--- WHAT YOU NEED TO DO ---
Scan the entries and tally the lines that include the string "comitem". Reply with the figure alone.

--- Collection entries ---
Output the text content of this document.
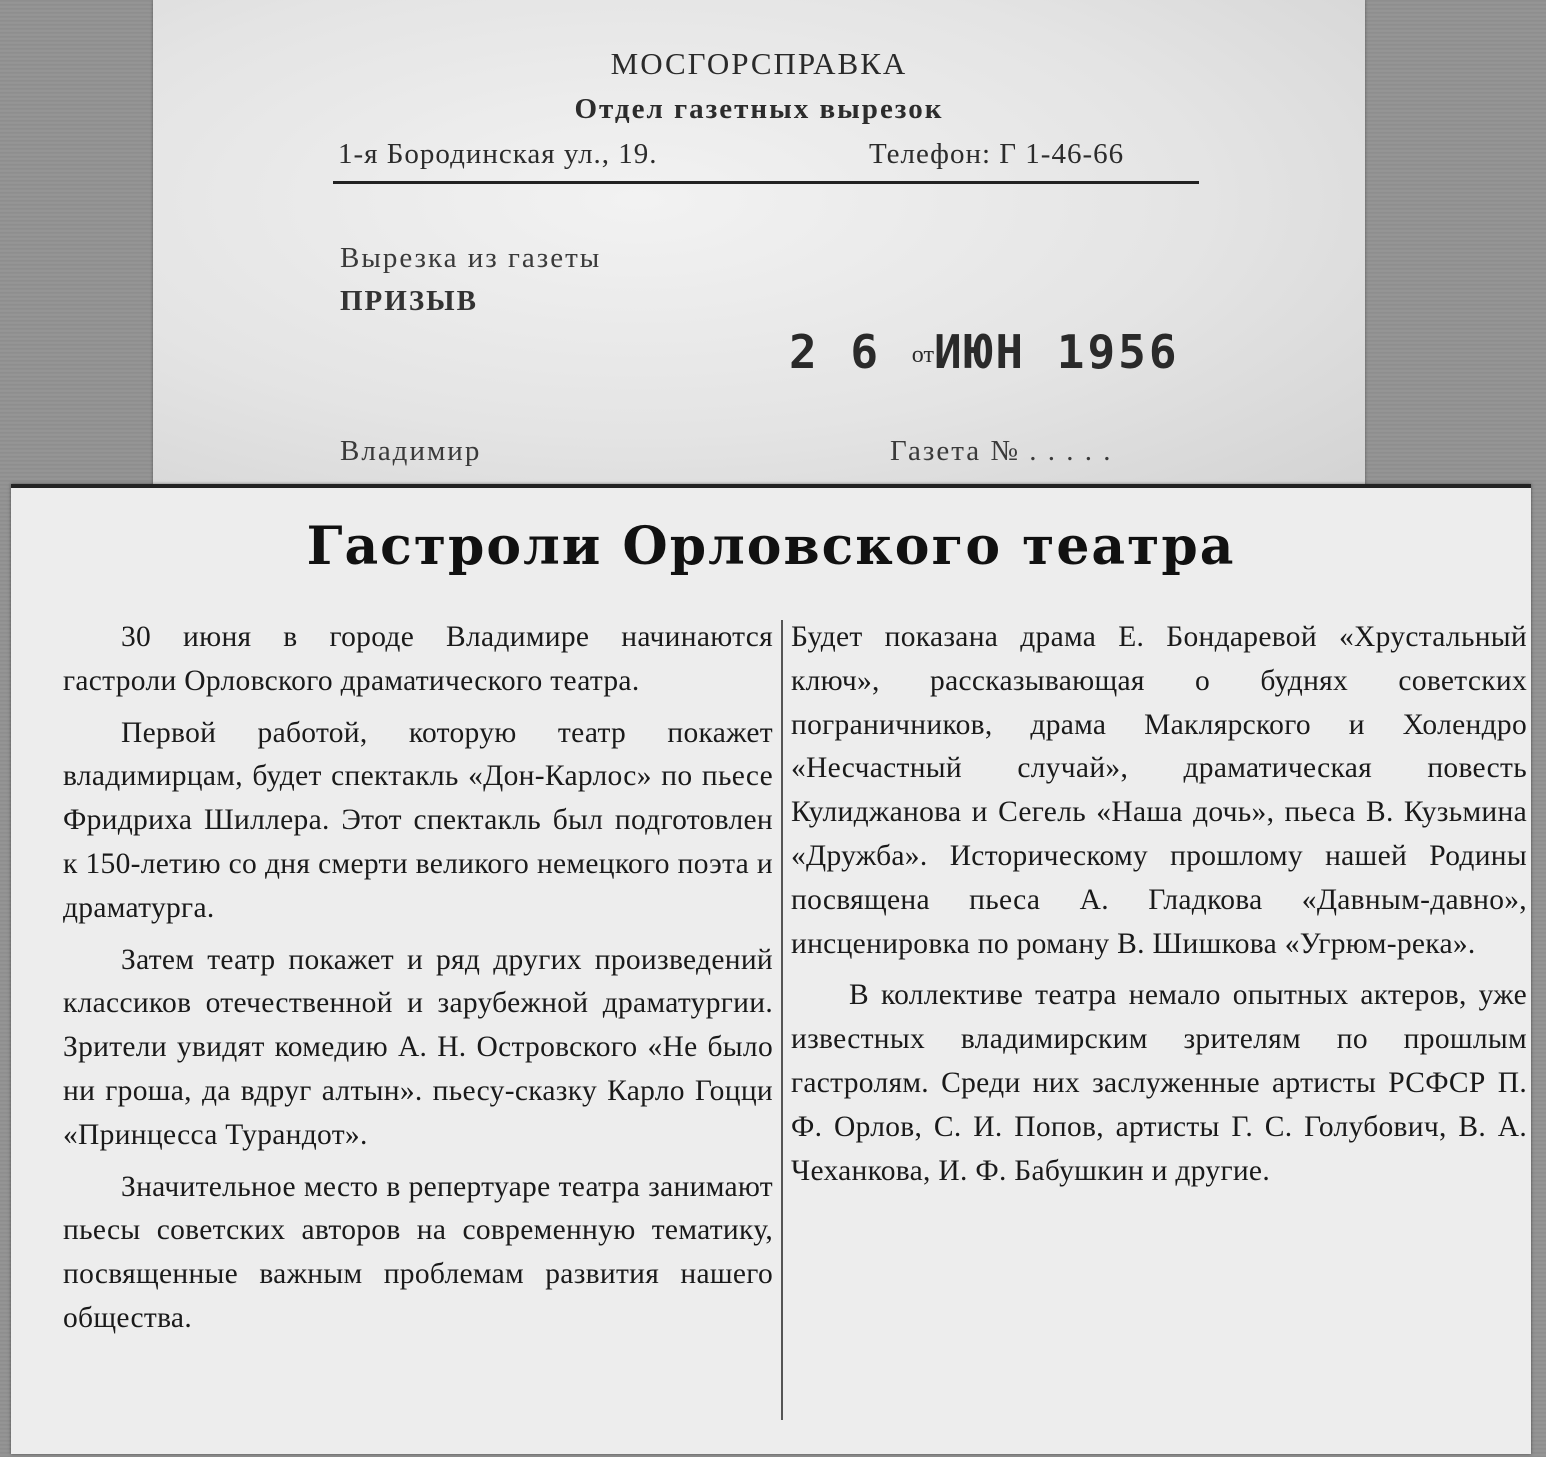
МОСГОРСПРАВКА
Отдел газетных вырезок
1-я Бородинская ул., 19.	Телефон: Г 1-46-66
Вырезка из газеты
ПРИЗЫВ
2 6 отИЮН 1956
Владимир	Газета № . . . . .
Гастроли Орловского театра

30 июня в городе Владимире начинаются гастроли Орловского драматического театра.

Первой работой, которую театр покажет владимирцам, будет спектакль «Дон-Карлос» по пьесе Фридриха Шиллера. Этот спектакль был подготовлен к 150-летию со дня смерти великого немецкого поэта и драматурга.

Затем театр покажет и ряд других произведений классиков отечественной и зарубежной драматургии. Зрители увидят комедию А. Н. Островского «Не было ни гроша, да вдруг алтын». пьесу-сказку Карло Гоцци «Принцесса Турандот».

Значительное место в репертуаре театра занимают пьесы советских авторов на современную тематику, посвященные важным проблемам развития нашего общества.

Будет показана драма Е. Бондаревой «Хрустальный ключ», рассказывающая о буднях советских пограничников, драма Маклярского и Холендро «Несчастный случай», драматическая повесть Кулиджанова и Сегель «Наша дочь», пьеса В. Кузьмина «Дружба». Историческому прошлому нашей Родины посвящена пьеса А. Гладкова «Давным-давно», инсценировка по роману В. Шишкова «Угрюм-река».

В коллективе театра немало опытных актеров, уже известных владимирским зрителям по прошлым гастролям. Среди них заслуженные артисты РСФСР П. Ф. Орлов, С. И. Попов, артисты Г. С. Голубович, В. А. Чеханкова, И. Ф. Бабушкин и другие.
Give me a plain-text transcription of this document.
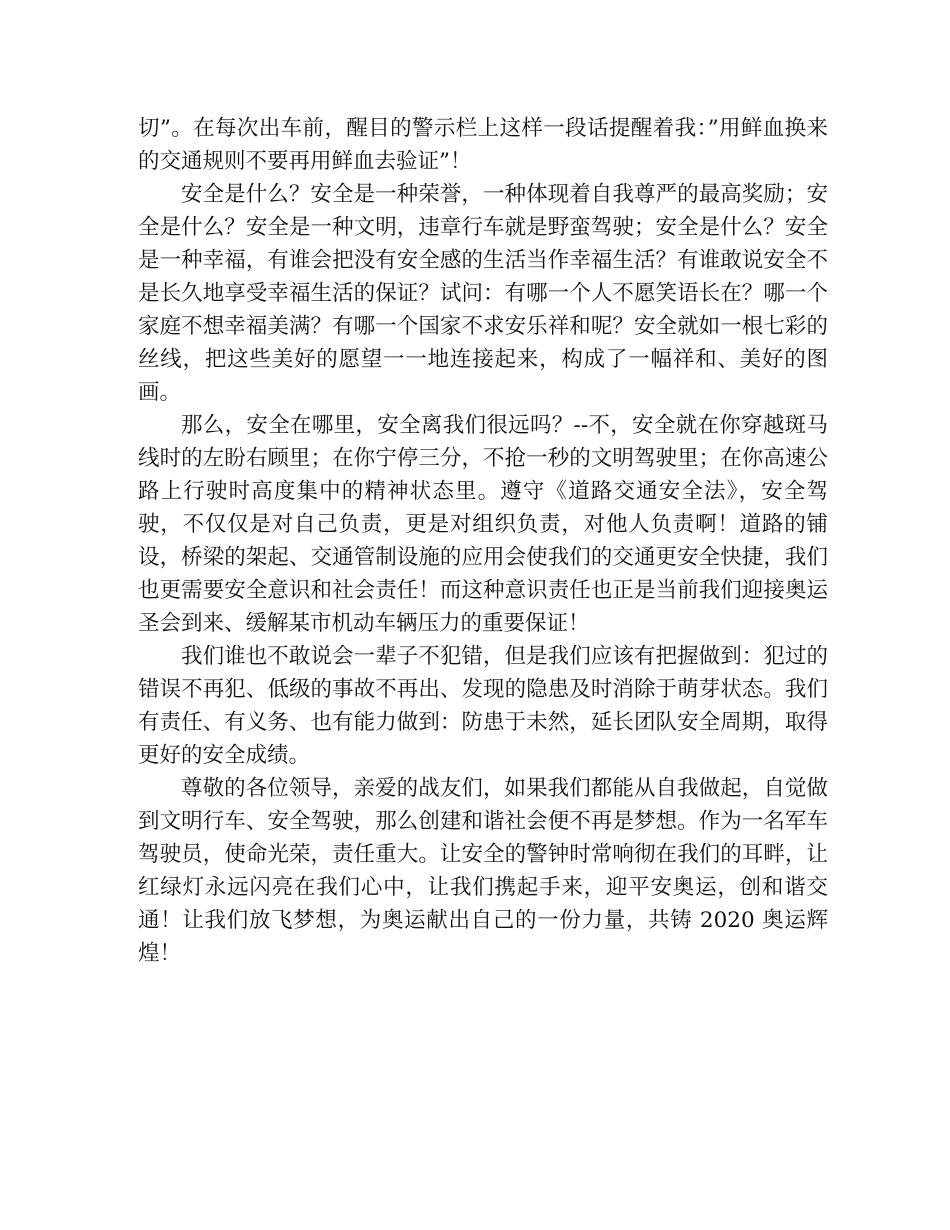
切”。在每次出车前，醒目的警示栏上这样一段话提醒着我：”用鲜血换来的交通规则不要再用鲜血去验证”！

安全是什么？安全是一种荣誉，一种体现着自我尊严的最高奖励；安全是什么？安全是一种文明，违章行车就是野蛮驾驶；安全是什么？安全是一种幸福，有谁会把没有安全感的生活当作幸福生活？有谁敢说安全不是长久地享受幸福生活的保证？试问：有哪一个人不愿笑语长在？哪一个家庭不想幸福美满？有哪一个国家不求安乐祥和呢？安全就如一根七彩的丝线，把这些美好的愿望一一地连接起来，构成了一幅祥和、美好的图画。

那么，安全在哪里，安全离我们很远吗？--不，安全就在你穿越斑马线时的左盼右顾里；在你宁停三分，不抢一秒的文明驾驶里；在你高速公路上行驶时高度集中的精神状态里。遵守《道路交通安全法》，安全驾驶，不仅仅是对自己负责，更是对组织负责，对他人负责啊！道路的铺设，桥梁的架起、交通管制设施的应用会使我们的交通更安全快捷，我们也更需要安全意识和社会责任！而这种意识责任也正是当前我们迎接奥运圣会到来、缓解某市机动车辆压力的重要保证！

我们谁也不敢说会一辈子不犯错，但是我们应该有把握做到：犯过的错误不再犯、低级的事故不再出、发现的隐患及时消除于萌芽状态。我们有责任、有义务、也有能力做到：防患于未然，延长团队安全周期，取得更好的安全成绩。

尊敬的各位领导，亲爱的战友们，如果我们都能从自我做起，自觉做到文明行车、安全驾驶，那么创建和谐社会便不再是梦想。作为一名军车驾驶员，使命光荣，责任重大。让安全的警钟时常响彻在我们的耳畔，让红绿灯永远闪亮在我们心中，让我们携起手来，迎平安奥运，创和谐交通！让我们放飞梦想，为奥运献出自己的一份力量，共铸 2020 奥运辉煌！
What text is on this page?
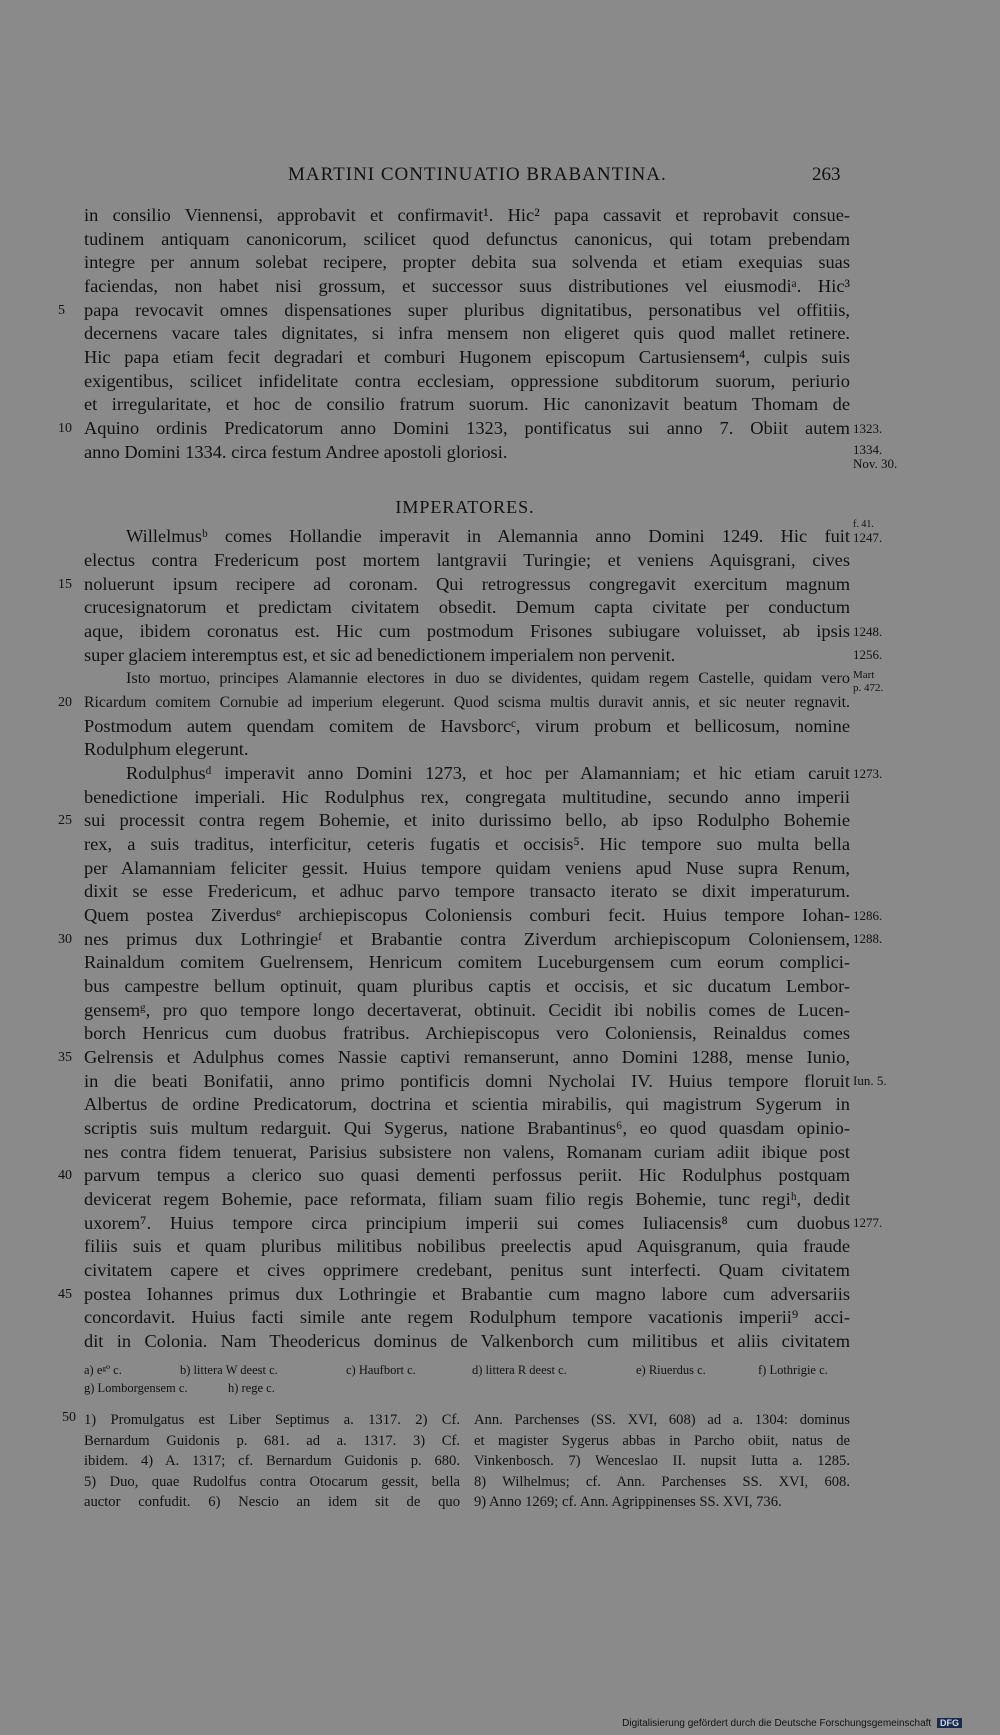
MARTINI CONTINUATIO BRABANTINA.	263
in consilio Viennensi, approbavit et confirmavit¹. Hic² papa cassavit et reprobavit consue-
tudinem antiquam canonicorum, scilicet quod defunctus canonicus, qui totam prebendam
integre per annum solebat recipere, propter debita sua solvenda et etiam exequias suas
faciendas, non habet nisi grossum, et successor suus distributiones vel eiusmodiᵃ. Hic³
papa revocavit omnes dispensationes super pluribus dignitatibus, personatibus vel offitiis,
decernens vacare tales dignitates, si infra mensem non eligeret quis quod mallet retinere.
Hic papa etiam fecit degradari et comburi Hugonem episcopum Cartusiensem⁴, culpis suis
exigentibus, scilicet infidelitate contra ecclesiam, oppressione subditorum suorum, periurio
et irregularitate, et hoc de consilio fratrum suorum. Hic canonizavit beatum Thomam de
Aquino ordinis Predicatorum anno Domini 1323, pontificatus sui anno 7. Obiit autem
anno Domini 1334. circa festum Andree apostoli gloriosi.
IMPERATORES.
Willelmusᵇ comes Hollandie imperavit in Alemannia anno Domini 1249. Hic fuit
electus contra Fredericum post mortem lantgravii Turingie; et veniens Aquisgrani, cives
noluerunt ipsum recipere ad coronam. Qui retrogressus congregavit exercitum magnum
crucesignatorum et predictam civitatem obsedit. Demum capta civitate per conductum
aque, ibidem coronatus est. Hic cum postmodum Frisones subiugare voluisset, ab ipsis
super glaciem interemptus est, et sic ad benedictionem imperialem non pervenit.
Isto mortuo, principes Alamannie electores in duo se dividentes, quidam regem Castelle, quidam vero
Ricardum comitem Cornubie ad imperium elegerunt. Quod scisma multis duravit annis, et sic neuter regnavit.
Postmodum autem quendam comitem de Havsborcᶜ, virum probum et bellicosum, nomine
Rodulphum elegerunt.
Rodulphusᵈ imperavit anno Domini 1273, et hoc per Alamanniam; et hic etiam caruit
benedictione imperiali. Hic Rodulphus rex, congregata multitudine, secundo anno imperii
sui processit contra regem Bohemie, et inito durissimo bello, ab ipso Rodulpho Bohemie
rex, a suis traditus, interficitur, ceteris fugatis et occisis⁵. Hic tempore suo multa bella
per Alamanniam feliciter gessit. Huius tempore quidam veniens apud Nuse supra Renum,
dixit se esse Fredericum, et adhuc parvo tempore transacto iterato se dixit imperaturum.
Quem postea Ziverdusᵉ archiepiscopus Coloniensis comburi fecit. Huius tempore Iohan-
nes primus dux Lothringieᶠ et Brabantie contra Ziverdum archiepiscopum Coloniensem,
Rainaldum comitem Guelrensem, Henricum comitem Luceburgensem cum eorum complici-
bus campestre bellum optinuit, quam pluribus captis et occisis, et sic ducatum Lembor-
gensemᵍ, pro quo tempore longo decertaverat, obtinuit. Cecidit ibi nobilis comes de Lucen-
borch Henricus cum duobus fratribus. Archiepiscopus vero Coloniensis, Reinaldus comes
Gelrensis et Adulphus comes Nassie captivi remanserunt, anno Domini 1288, mense Iunio,
in die beati Bonifatii, anno primo pontificis domni Nycholai IV. Huius tempore floruit
Albertus de ordine Predicatorum, doctrina et scientia mirabilis, qui magistrum Sygerum in
scriptis suis multum redarguit. Qui Sygerus, natione Brabantinus⁶, eo quod quasdam opinio-
nes contra fidem tenuerat, Parisius subsistere non valens, Romanam curiam adiit ibique post
parvum tempus a clerico suo quasi dementi perfossus periit. Hic Rodulphus postquam
devicerat regem Bohemie, pace reformata, filiam suam filio regis Bohemie, tunc regiʰ, dedit
uxorem⁷. Huius tempore circa principium imperii sui comes Iuliacensis⁸ cum duobus
filiis suis et quam pluribus militibus nobilibus preelectis apud Aquisgranum, quia fraude
civitatem capere et cives opprimere credebant, penitus sunt interfecti. Quam civitatem
postea Iohannes primus dux Lothringie et Brabantie cum magno labore cum adversariis
concordavit. Huius facti simile ante regem Rodulphum tempore vacationis imperii⁹ acci-
dit in Colonia. Nam Theodericus dominus de Valkenborch cum militibus et aliis civitatem
5
10
15
20
25
30
35
40
45
1323.
1334.
Nov. 30.
f. 41.
1247.
1248.
1256.
Mart
p. 472.
1273.
1286.
1288.
Iun. 5.
1277.
a) eᵍº c.	b) littera W deest c.	c) Haufbort c.	d) littera R deest c.	e) Riuerdus c.	f) Lothrigie c.
g) Lomborgensem c.	h) rege c.
50 1) Promulgatus est Liber Septimus a. 1317. 2) Cf.
Bernardum Guidonis p. 681. ad a. 1317. 3) Cf.
ibidem. 4) A. 1317; cf. Bernardum Guidonis p. 680.
5) Duo, quae Rudolfus contra Otocarum gessit, bella
auctor confudit. 6) Nescio an idem sit de quo
Ann. Parchenses (SS. XVI, 608) ad a. 1304: dominus
et magister Sygerus abbas in Parcho obiit, natus de
Vinkenbosch. 7) Wenceslao II. nupsit Iutta a. 1285.
8) Wilhelmus; cf. Ann. Parchenses SS. XVI, 608.
9) Anno 1269; cf. Ann. Agrippinenses SS. XVI, 736.
Digitalisierung gefördert durch die Deutsche Forschungsgemeinschaft DFG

--- FINISHED ANSWER ---
3